**Exercise**
Filter the entries and keep only the lines where the string "dụng" appears.

======== Data entries

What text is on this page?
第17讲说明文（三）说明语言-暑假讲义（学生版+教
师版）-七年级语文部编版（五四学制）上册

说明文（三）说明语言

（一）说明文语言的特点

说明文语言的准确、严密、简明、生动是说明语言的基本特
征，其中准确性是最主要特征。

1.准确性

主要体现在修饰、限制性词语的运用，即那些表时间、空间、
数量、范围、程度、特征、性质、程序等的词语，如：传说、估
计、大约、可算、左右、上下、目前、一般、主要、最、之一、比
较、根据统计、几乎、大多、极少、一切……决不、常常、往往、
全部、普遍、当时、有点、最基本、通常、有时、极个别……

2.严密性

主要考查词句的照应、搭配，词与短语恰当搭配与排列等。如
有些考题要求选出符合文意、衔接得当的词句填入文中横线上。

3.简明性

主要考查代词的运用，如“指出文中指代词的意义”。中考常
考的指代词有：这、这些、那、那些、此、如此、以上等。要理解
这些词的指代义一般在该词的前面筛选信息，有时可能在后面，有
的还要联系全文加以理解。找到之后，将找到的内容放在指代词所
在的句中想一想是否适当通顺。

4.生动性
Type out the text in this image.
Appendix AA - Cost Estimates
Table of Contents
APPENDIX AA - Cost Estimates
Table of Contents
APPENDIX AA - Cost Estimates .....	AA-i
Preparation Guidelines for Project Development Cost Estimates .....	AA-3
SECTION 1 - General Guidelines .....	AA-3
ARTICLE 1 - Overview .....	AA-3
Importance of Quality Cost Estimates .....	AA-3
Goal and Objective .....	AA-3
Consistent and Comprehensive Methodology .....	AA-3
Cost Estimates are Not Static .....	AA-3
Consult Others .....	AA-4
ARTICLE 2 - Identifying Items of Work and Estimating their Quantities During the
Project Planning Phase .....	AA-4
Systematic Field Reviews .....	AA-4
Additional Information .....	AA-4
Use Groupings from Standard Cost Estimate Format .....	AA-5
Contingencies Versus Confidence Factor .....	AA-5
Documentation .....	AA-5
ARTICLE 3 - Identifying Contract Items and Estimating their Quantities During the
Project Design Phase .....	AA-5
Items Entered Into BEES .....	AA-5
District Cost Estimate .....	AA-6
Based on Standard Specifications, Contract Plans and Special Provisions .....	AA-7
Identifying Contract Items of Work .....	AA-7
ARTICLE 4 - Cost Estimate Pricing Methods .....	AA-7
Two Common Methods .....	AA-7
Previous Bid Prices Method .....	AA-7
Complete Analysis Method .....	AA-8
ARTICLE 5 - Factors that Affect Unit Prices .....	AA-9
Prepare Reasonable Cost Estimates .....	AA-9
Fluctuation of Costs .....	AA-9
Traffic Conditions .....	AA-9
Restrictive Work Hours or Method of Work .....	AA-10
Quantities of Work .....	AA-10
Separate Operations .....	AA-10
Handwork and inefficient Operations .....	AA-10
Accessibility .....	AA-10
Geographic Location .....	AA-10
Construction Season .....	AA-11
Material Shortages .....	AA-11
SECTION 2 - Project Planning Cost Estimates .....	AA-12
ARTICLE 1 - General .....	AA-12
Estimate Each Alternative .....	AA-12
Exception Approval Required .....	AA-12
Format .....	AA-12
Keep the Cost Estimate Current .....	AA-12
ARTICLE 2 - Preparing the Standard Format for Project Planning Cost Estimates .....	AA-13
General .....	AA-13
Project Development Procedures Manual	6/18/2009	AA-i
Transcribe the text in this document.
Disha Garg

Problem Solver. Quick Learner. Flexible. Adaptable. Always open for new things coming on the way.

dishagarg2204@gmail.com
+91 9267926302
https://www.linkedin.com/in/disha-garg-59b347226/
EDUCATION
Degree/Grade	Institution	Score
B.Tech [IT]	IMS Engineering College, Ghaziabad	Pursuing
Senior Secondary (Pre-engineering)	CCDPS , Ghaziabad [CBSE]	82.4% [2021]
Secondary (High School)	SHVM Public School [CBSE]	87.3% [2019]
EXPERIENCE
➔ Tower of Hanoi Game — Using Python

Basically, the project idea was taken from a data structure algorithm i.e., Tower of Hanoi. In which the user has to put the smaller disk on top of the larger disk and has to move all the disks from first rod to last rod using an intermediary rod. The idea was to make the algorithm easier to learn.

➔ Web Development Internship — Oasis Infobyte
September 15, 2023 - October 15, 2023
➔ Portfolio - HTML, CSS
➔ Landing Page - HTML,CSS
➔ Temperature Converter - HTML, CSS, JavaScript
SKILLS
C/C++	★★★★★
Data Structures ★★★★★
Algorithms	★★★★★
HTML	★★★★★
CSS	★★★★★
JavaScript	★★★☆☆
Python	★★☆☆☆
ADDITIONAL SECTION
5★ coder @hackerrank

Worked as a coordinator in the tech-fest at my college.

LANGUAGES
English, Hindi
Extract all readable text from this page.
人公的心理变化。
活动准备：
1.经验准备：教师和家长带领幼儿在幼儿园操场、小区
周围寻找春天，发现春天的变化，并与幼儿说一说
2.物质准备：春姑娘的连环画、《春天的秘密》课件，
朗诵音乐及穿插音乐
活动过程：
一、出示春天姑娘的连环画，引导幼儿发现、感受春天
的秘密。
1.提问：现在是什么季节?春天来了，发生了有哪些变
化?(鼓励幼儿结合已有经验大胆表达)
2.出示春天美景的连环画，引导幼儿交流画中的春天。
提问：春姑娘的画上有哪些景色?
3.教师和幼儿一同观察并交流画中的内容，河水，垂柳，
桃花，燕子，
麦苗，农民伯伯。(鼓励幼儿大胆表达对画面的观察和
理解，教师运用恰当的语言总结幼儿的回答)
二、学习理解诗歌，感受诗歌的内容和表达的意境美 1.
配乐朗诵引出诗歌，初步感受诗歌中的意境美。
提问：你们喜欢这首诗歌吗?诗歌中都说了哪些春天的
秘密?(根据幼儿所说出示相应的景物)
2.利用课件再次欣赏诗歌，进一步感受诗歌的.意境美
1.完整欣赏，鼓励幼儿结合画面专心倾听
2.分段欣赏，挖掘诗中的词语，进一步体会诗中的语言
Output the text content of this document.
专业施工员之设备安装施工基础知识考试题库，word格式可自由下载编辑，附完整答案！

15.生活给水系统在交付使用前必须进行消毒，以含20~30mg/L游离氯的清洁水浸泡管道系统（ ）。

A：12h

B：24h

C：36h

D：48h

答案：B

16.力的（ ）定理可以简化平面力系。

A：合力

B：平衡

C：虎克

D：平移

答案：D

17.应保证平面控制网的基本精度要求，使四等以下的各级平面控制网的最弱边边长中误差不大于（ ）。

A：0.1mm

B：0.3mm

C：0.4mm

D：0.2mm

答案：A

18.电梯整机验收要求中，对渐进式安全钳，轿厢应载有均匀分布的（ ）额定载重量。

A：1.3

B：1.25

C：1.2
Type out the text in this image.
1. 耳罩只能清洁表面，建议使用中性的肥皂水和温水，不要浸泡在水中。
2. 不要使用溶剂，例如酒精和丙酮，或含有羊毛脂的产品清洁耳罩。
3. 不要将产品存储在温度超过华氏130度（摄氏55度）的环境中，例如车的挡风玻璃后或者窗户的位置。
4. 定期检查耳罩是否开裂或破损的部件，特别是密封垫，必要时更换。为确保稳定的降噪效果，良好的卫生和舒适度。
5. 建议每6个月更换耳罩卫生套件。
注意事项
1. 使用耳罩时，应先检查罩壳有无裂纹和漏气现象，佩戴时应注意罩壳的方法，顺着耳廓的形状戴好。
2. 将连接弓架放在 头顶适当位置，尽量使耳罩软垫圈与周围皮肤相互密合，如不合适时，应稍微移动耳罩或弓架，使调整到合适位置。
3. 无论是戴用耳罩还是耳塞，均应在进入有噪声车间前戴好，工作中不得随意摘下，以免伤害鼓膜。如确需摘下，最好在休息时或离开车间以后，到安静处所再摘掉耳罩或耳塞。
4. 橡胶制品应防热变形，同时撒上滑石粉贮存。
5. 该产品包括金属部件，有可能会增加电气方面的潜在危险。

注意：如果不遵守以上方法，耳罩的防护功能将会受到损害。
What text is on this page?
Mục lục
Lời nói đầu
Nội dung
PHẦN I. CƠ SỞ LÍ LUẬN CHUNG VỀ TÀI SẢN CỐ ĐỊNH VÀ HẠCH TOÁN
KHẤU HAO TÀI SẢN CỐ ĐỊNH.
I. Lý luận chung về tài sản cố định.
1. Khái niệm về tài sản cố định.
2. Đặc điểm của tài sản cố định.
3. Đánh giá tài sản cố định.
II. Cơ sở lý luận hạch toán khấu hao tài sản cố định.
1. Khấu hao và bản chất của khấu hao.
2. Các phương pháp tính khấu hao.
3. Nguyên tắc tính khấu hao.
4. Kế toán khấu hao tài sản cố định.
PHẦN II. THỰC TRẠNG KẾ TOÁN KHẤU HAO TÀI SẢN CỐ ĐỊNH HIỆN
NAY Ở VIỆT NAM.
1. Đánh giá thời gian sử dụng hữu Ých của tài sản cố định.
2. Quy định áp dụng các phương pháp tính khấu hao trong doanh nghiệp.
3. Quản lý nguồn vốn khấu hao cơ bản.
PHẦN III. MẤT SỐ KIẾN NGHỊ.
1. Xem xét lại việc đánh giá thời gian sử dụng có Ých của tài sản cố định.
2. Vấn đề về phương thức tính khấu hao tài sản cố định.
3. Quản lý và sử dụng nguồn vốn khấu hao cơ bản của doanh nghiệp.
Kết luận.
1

================

**Final answer**
1. Đánh giá thời gian sử dụng hữu Ých của tài sản cố định.
2. Quy định áp dụng các phương pháp tính khấu hao trong doanh nghiệp.
1. Xem xét lại việc đánh giá thời gian sử dụng có Ých của tài sản cố định.
3. Quản lý và sử dụng nguồn vốn khấu hao cơ bản của doanh nghiệp.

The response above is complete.